-- Start --

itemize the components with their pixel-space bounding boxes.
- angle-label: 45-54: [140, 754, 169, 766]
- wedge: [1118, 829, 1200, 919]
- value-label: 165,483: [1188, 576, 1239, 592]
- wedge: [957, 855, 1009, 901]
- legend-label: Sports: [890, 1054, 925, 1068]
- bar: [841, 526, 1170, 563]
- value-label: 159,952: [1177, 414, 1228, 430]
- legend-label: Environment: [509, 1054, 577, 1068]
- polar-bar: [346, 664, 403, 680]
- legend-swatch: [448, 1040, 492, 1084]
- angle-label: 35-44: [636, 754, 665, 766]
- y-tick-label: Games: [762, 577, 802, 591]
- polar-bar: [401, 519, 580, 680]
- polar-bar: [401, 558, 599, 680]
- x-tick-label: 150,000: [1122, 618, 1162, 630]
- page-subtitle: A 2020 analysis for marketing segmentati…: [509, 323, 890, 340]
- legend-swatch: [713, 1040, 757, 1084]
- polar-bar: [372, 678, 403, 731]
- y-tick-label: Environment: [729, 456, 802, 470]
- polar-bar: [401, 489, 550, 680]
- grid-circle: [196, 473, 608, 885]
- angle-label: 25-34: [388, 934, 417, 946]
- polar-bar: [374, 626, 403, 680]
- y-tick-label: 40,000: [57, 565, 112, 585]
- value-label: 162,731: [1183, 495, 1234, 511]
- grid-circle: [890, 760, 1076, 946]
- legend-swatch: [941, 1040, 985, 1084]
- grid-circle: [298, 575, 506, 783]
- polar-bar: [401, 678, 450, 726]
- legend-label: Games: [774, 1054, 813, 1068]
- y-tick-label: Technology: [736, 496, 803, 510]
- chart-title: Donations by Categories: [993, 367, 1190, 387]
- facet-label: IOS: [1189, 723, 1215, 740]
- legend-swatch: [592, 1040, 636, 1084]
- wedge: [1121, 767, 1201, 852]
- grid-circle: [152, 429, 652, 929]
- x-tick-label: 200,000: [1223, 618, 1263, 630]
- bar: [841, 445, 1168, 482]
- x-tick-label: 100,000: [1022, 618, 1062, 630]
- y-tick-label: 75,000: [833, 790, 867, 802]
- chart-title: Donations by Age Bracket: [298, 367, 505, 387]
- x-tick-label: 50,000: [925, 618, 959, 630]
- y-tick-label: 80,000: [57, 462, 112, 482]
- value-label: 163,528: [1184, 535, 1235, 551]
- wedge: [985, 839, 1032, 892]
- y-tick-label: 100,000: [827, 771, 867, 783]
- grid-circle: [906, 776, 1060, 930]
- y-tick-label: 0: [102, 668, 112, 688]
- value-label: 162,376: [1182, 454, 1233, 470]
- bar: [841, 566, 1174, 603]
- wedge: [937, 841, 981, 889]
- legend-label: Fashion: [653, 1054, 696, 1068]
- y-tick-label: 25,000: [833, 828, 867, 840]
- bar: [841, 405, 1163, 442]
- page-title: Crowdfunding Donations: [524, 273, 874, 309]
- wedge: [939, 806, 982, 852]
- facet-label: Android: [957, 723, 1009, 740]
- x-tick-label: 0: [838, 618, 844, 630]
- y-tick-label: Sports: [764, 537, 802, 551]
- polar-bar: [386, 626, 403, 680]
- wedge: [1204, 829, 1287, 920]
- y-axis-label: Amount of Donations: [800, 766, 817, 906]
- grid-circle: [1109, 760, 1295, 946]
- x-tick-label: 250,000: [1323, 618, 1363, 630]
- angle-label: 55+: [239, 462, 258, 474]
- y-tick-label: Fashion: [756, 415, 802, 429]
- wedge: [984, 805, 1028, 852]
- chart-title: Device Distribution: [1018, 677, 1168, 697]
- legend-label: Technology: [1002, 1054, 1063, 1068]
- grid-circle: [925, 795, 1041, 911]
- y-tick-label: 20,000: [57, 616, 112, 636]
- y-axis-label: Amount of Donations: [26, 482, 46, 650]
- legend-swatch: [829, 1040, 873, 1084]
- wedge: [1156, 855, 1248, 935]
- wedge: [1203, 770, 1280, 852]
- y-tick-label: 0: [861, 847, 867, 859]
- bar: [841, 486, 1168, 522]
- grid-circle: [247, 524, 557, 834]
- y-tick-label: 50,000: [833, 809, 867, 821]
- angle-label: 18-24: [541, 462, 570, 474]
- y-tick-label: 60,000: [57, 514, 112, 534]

-- End --

* [Given instruction]
Reproduce the entries word for word, from the first line through the line containing "- x-tick-label: 100,000: [1022, 618, 1062, 630]", including both.

* [Task output]
itemize the components with their pixel-space bounding boxes.
- angle-label: 45-54: [140, 754, 169, 766]
- wedge: [1118, 829, 1200, 919]
- value-label: 165,483: [1188, 576, 1239, 592]
- wedge: [957, 855, 1009, 901]
- legend-label: Sports: [890, 1054, 925, 1068]
- bar: [841, 526, 1170, 563]
- value-label: 159,952: [1177, 414, 1228, 430]
- legend-label: Environment: [509, 1054, 577, 1068]
- polar-bar: [346, 664, 403, 680]
- legend-swatch: [448, 1040, 492, 1084]
- angle-label: 35-44: [636, 754, 665, 766]
- y-tick-label: Games: [762, 577, 802, 591]
- polar-bar: [401, 519, 580, 680]
- polar-bar: [401, 558, 599, 680]
- x-tick-label: 150,000: [1122, 618, 1162, 630]
- page-subtitle: A 2020 analysis for marketing segmentati…: [509, 323, 890, 340]
- legend-swatch: [713, 1040, 757, 1084]
- polar-bar: [372, 678, 403, 731]
- y-tick-label: Environment: [729, 456, 802, 470]
- polar-bar: [401, 489, 550, 680]
- grid-circle: [196, 473, 608, 885]
- angle-label: 25-34: [388, 934, 417, 946]
- polar-bar: [374, 626, 403, 680]
- y-tick-label: 40,000: [57, 565, 112, 585]
- value-label: 162,731: [1183, 495, 1234, 511]
- grid-circle: [890, 760, 1076, 946]
- legend-swatch: [941, 1040, 985, 1084]
- grid-circle: [298, 575, 506, 783]
- polar-bar: [401, 678, 450, 726]
- legend-label: Games: [774, 1054, 813, 1068]
- y-tick-label: Technology: [736, 496, 803, 510]
- chart-title: Donations by Categories: [993, 367, 1190, 387]
- facet-label: IOS: [1189, 723, 1215, 740]
- legend-swatch: [592, 1040, 636, 1084]
- wedge: [1121, 767, 1201, 852]
- grid-circle: [152, 429, 652, 929]
- x-tick-label: 200,000: [1223, 618, 1263, 630]
- bar: [841, 445, 1168, 482]
- x-tick-label: 100,000: [1022, 618, 1062, 630]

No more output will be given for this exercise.